Exercise directions:
Return all lines where the word "Information" can be found.

Structured figure records
——————

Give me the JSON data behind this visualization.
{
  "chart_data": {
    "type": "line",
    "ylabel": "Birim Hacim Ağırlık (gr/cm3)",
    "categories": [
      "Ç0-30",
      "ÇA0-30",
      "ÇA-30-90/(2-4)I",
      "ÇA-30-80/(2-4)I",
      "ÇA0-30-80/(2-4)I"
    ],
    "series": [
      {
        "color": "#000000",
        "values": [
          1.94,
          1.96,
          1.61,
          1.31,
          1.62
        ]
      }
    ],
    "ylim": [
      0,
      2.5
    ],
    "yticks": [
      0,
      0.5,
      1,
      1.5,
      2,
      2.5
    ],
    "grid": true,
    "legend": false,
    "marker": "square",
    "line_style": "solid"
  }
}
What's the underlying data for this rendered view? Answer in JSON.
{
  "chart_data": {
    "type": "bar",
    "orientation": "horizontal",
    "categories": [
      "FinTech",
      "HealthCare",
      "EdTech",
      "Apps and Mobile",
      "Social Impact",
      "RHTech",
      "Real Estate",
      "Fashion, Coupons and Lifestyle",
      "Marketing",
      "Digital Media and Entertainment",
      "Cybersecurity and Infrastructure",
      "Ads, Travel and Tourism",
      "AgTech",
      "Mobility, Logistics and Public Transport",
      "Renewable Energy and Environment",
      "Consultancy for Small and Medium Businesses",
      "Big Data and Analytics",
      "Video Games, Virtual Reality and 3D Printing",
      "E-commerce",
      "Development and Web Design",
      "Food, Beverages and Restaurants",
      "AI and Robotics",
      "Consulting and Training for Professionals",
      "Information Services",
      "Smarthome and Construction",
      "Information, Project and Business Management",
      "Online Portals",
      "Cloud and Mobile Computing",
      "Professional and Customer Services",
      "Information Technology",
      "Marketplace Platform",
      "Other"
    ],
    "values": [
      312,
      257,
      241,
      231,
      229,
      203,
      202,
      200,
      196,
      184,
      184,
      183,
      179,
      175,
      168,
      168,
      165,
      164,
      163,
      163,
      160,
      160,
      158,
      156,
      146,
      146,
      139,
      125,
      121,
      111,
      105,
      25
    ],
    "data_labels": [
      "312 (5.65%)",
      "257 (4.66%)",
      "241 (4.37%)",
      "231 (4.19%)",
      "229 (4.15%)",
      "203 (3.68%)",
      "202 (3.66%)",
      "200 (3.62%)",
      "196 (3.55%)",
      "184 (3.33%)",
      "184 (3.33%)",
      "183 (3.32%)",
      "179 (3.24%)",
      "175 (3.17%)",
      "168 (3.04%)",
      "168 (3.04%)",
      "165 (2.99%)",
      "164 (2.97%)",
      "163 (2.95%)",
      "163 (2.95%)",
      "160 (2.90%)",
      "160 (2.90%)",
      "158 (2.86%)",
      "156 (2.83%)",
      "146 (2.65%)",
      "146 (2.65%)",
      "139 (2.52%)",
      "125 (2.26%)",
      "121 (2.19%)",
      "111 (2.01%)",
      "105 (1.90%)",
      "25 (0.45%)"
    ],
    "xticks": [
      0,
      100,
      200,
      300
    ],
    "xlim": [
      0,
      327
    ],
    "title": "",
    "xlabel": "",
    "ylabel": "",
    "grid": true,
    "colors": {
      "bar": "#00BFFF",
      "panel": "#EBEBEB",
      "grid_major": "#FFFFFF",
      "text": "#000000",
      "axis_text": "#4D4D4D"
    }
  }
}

——————

Result of the exercise:
      "Information Services",
      "Information, Project and Business Management",
      "Information Technology",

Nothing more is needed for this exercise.